## PROBLEM:
Identify every line in the records below that contains the word "area", and copy each of those lines.

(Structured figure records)
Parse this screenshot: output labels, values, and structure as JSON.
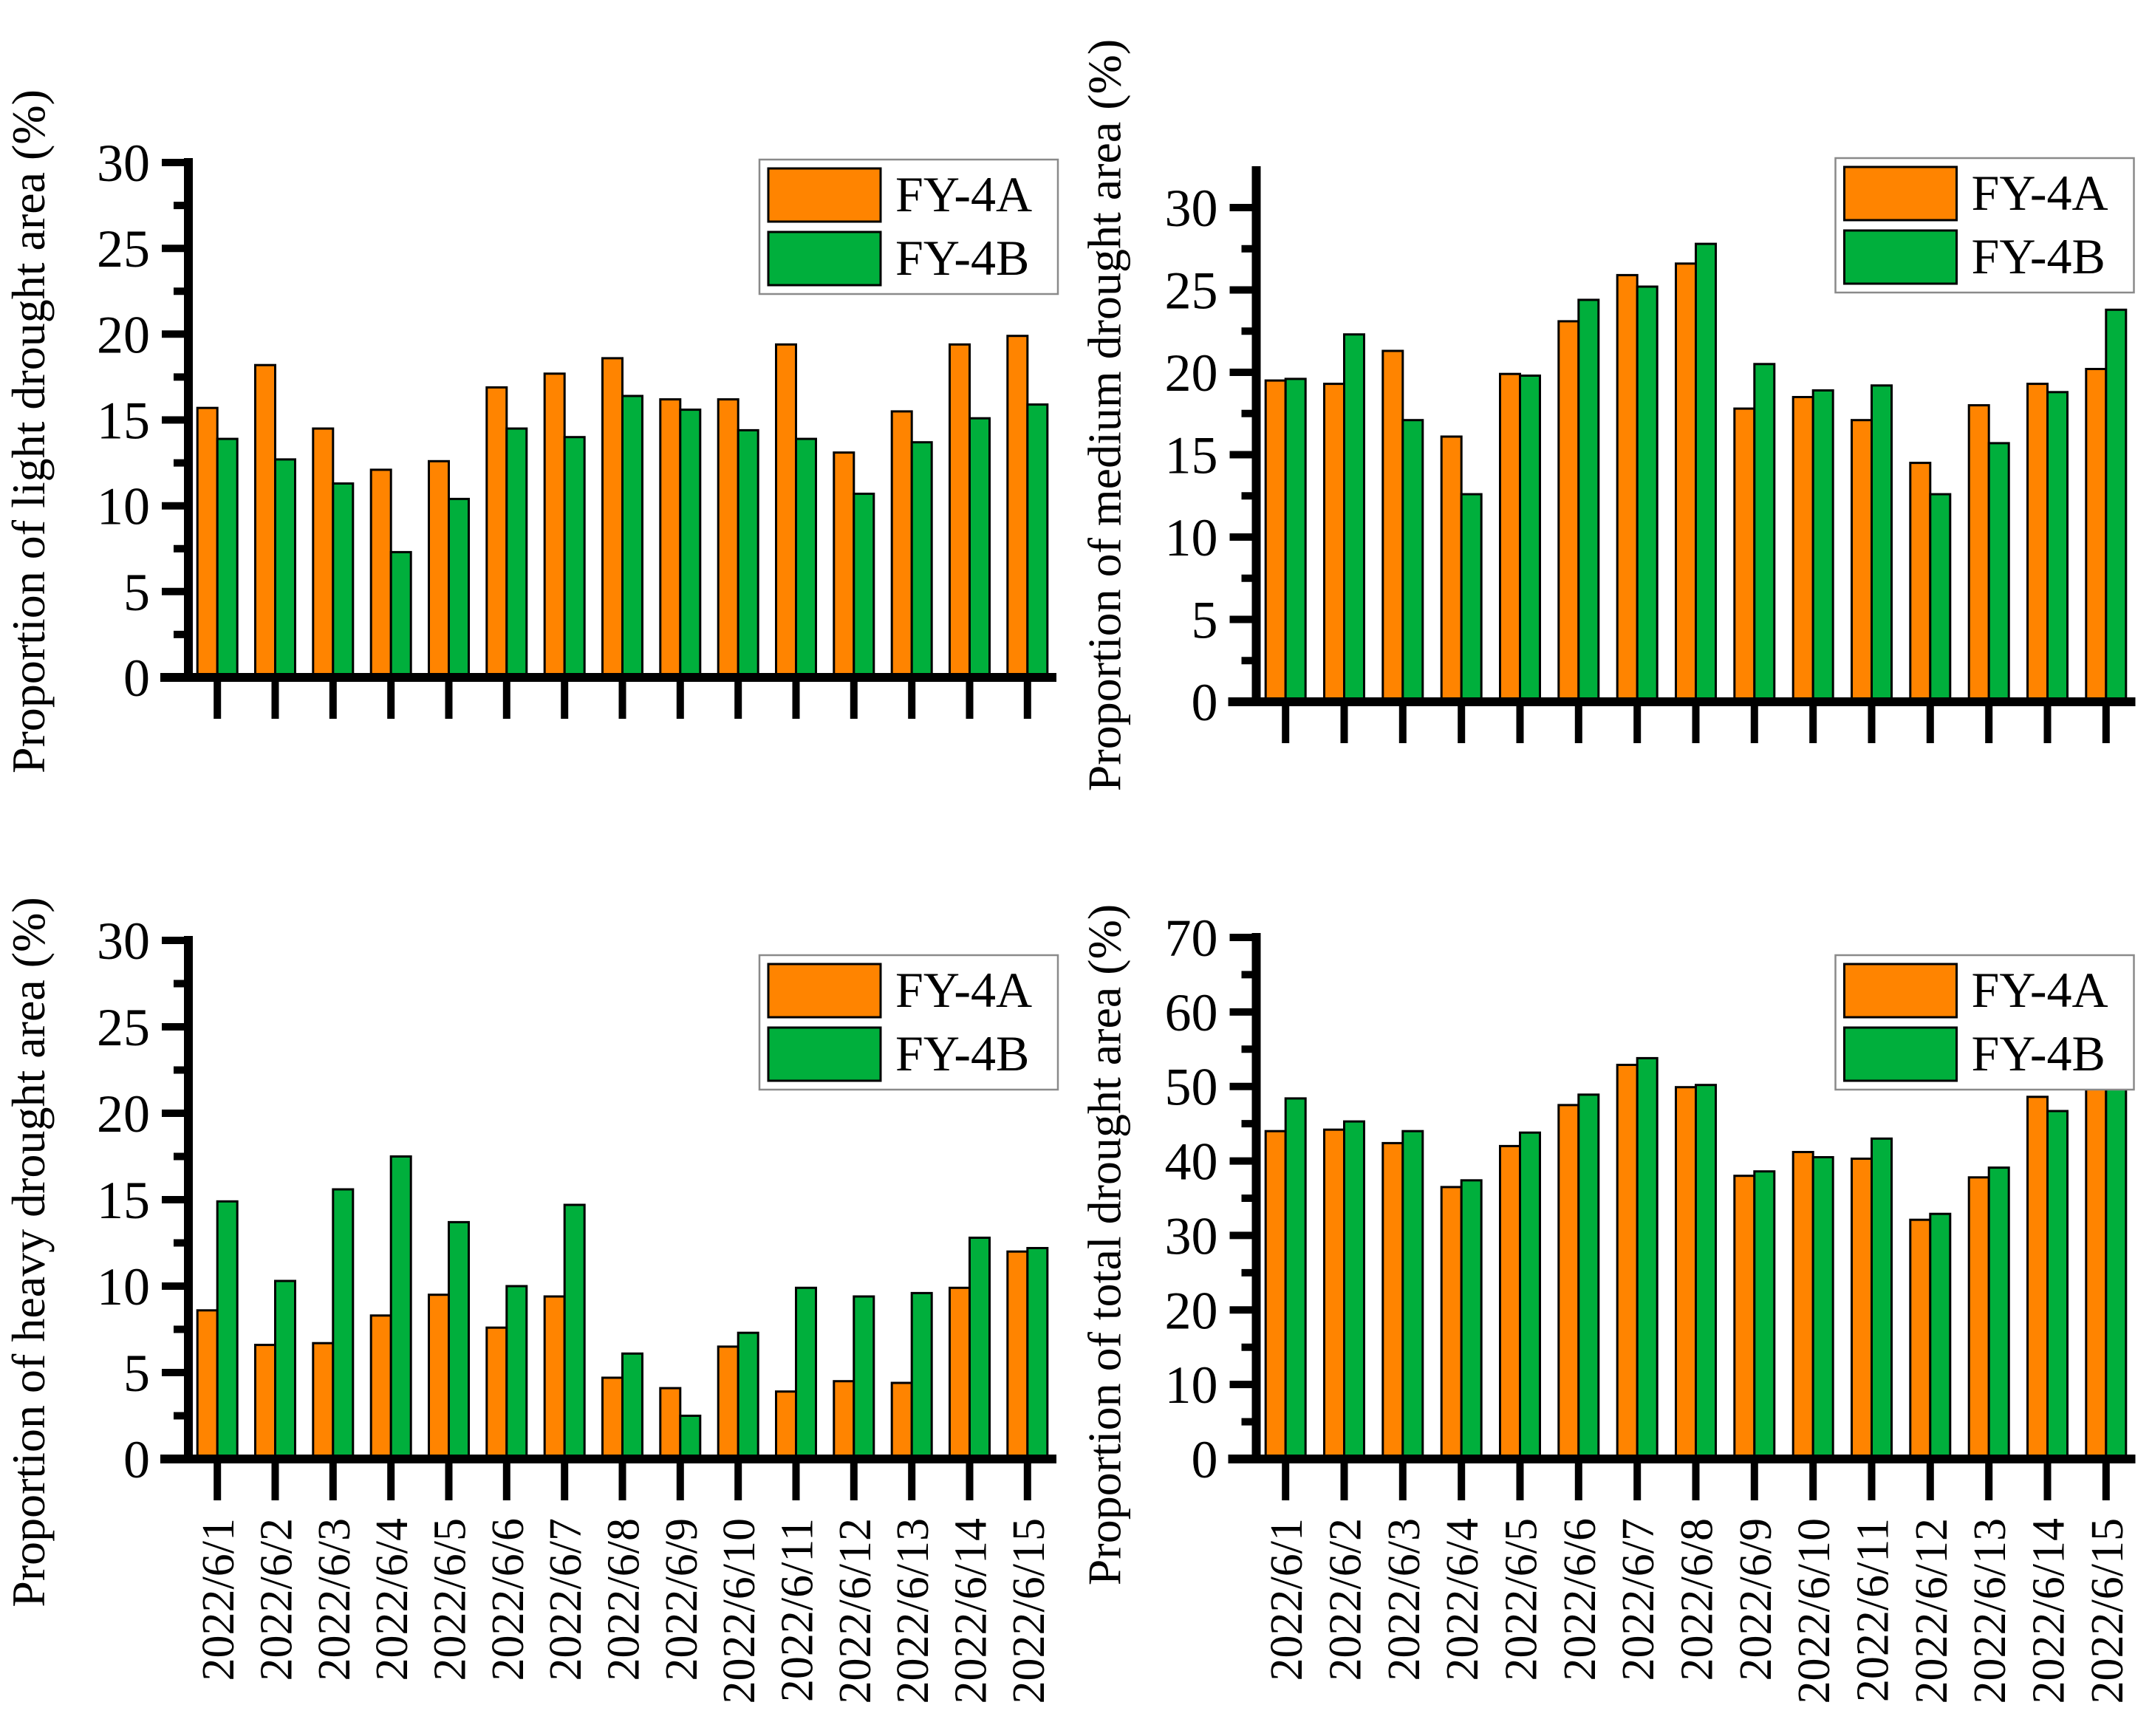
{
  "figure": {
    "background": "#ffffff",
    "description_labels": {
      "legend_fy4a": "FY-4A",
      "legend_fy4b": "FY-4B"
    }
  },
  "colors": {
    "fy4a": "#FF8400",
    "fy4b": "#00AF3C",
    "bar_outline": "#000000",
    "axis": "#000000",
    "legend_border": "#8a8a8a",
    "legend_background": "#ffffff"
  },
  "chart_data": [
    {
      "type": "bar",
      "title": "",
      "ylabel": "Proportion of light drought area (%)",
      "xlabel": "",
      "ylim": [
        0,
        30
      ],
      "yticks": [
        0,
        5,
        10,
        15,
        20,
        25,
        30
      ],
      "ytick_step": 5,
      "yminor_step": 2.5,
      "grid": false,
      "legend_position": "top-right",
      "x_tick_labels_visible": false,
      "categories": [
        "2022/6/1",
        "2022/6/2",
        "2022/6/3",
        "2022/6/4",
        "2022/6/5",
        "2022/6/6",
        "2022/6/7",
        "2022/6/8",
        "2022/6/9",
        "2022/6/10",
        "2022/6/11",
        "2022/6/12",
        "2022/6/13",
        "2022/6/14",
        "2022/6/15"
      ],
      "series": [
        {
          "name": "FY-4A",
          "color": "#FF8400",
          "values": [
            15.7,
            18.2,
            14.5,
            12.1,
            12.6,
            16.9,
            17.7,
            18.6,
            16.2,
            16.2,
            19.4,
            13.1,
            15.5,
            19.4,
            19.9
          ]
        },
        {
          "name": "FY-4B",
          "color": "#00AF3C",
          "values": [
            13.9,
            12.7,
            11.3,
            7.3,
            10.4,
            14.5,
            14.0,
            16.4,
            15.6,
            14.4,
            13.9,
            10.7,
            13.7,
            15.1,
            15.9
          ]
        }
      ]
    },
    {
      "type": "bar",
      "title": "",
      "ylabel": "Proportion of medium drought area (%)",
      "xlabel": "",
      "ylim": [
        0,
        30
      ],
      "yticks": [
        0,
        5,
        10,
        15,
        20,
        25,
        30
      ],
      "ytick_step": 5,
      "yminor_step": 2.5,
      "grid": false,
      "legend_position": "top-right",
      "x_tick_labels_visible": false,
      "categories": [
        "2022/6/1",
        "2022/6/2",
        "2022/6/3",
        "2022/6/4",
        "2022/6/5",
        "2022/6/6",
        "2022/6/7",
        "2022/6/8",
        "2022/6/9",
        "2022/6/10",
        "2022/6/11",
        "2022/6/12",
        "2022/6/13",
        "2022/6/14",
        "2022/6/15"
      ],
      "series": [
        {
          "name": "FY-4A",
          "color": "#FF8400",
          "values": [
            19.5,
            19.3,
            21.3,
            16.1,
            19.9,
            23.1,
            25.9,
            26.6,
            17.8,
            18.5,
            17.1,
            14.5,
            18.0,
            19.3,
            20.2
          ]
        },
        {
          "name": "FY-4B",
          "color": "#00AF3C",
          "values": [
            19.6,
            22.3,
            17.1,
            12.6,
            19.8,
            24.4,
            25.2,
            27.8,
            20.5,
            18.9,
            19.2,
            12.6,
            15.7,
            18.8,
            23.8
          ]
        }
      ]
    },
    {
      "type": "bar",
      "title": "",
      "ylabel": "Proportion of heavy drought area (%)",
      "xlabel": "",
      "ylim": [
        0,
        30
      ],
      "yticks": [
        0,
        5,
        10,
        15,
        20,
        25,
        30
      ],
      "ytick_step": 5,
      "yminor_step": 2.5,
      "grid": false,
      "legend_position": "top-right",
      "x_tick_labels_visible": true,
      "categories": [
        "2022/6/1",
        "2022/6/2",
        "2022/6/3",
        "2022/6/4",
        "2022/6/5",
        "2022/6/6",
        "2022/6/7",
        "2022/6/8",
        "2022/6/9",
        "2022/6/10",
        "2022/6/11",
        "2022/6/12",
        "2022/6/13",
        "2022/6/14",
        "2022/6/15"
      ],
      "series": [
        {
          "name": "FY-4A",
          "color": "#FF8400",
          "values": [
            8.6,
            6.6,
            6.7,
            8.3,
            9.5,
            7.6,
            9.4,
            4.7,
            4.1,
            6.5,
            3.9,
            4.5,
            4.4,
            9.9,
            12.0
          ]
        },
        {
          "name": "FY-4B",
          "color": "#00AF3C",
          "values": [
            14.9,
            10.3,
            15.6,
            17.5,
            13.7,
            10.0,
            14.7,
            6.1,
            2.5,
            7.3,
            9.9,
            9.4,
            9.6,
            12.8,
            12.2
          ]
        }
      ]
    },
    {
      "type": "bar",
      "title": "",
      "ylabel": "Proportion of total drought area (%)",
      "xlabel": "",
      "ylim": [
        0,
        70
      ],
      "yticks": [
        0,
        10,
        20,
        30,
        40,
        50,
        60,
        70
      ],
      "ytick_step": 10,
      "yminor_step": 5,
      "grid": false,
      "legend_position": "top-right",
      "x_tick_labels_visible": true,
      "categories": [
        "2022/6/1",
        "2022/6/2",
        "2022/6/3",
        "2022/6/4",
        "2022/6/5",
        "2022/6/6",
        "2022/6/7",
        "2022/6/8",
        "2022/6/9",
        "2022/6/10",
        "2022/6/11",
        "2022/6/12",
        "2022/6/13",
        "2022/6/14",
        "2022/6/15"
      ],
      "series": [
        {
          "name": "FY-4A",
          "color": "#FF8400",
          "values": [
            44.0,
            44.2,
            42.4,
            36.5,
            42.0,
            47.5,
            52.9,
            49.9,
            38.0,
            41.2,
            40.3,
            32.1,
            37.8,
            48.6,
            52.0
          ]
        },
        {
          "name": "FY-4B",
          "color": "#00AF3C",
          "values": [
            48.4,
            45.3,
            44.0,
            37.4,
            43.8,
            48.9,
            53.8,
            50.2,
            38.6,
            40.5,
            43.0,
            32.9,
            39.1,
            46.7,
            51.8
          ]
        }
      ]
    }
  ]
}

## OUTPUT FOR THIS EXERCISE:
      "ylabel": "Proportion of light drought area (%)",
      "ylabel": "Proportion of medium drought area (%)",
      "ylabel": "Proportion of heavy drought area (%)",
      "ylabel": "Proportion of total drought area (%)",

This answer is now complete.